>> begin Record extracts

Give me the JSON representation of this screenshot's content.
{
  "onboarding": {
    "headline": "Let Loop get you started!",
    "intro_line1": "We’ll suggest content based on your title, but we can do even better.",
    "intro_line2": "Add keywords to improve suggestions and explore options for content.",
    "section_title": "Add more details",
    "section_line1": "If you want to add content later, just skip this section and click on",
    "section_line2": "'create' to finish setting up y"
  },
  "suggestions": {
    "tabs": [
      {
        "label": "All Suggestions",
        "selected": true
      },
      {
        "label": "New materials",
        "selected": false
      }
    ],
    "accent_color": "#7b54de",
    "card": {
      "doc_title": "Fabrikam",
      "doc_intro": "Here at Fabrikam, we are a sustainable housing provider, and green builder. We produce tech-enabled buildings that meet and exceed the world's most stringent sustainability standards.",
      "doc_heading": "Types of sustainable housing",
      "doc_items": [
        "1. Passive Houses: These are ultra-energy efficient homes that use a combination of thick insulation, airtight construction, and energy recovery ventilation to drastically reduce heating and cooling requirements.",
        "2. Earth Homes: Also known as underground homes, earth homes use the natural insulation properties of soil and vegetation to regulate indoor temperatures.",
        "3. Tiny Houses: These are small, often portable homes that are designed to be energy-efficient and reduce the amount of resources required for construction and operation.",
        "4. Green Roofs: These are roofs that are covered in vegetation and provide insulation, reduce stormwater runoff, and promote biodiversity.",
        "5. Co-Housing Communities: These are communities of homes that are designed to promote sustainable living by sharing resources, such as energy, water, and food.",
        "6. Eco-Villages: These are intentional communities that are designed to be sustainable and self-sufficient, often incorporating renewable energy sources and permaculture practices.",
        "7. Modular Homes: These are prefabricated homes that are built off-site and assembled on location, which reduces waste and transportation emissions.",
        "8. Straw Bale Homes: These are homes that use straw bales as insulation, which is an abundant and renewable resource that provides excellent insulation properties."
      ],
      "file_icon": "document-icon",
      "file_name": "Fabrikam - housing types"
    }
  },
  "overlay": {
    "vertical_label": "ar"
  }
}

>> end Record extracts

The entries above should be repeated exactly, every one of them.

Give me the JSON representation of this screenshot's content.
{
  "onboarding": {
    "headline": "Let Loop get you started!",
    "intro_line1": "We’ll suggest content based on your title, but we can do even better.",
    "intro_line2": "Add keywords to improve suggestions and explore options for content.",
    "section_title": "Add more details",
    "section_line1": "If you want to add content later, just skip this section and click on",
    "section_line2": "'create' to finish setting up y"
  },
  "suggestions": {
    "tabs": [
      {
        "label": "All Suggestions",
        "selected": true
      },
      {
        "label": "New materials",
        "selected": false
      }
    ],
    "accent_color": "#7b54de",
    "card": {
      "doc_title": "Fabrikam",
      "doc_intro": "Here at Fabrikam, we are a sustainable housing provider, and green builder. We produce tech-enabled buildings that meet and exceed the world's most stringent sustainability standards.",
      "doc_heading": "Types of sustainable housing",
      "doc_items": [
        "1. Passive Houses: These are ultra-energy efficient homes that use a combination of thick insulation, airtight construction, and energy recovery ventilation to drastically reduce heating and cooling requirements.",
        "2. Earth Homes: Also known as underground homes, earth homes use the natural insulation properties of soil and vegetation to regulate indoor temperatures.",
        "3. Tiny Houses: These are small, often portable homes that are designed to be energy-efficient and reduce the amount of resources required for construction and operation.",
        "4. Green Roofs: These are roofs that are covered in vegetation and provide insulation, reduce stormwater runoff, and promote biodiversity.",
        "5. Co-Housing Communities: These are communities of homes that are designed to promote sustainable living by sharing resources, such as energy, water, and food.",
        "6. Eco-Villages: These are intentional communities that are designed to be sustainable and self-sufficient, often incorporating renewable energy sources and permaculture practices.",
        "7. Modular Homes: These are prefabricated homes that are built off-site and assembled on location, which reduces waste and transportation emissions.",
        "8. Straw Bale Homes: These are homes that use straw bales as insulation, which is an abundant and renewable resource that provides excellent insulation properties."
      ],
      "file_icon": "document-icon",
      "file_name": "Fabrikam - housing types"
    }
  },
  "overlay": {
    "vertical_label": "ar"
  }
}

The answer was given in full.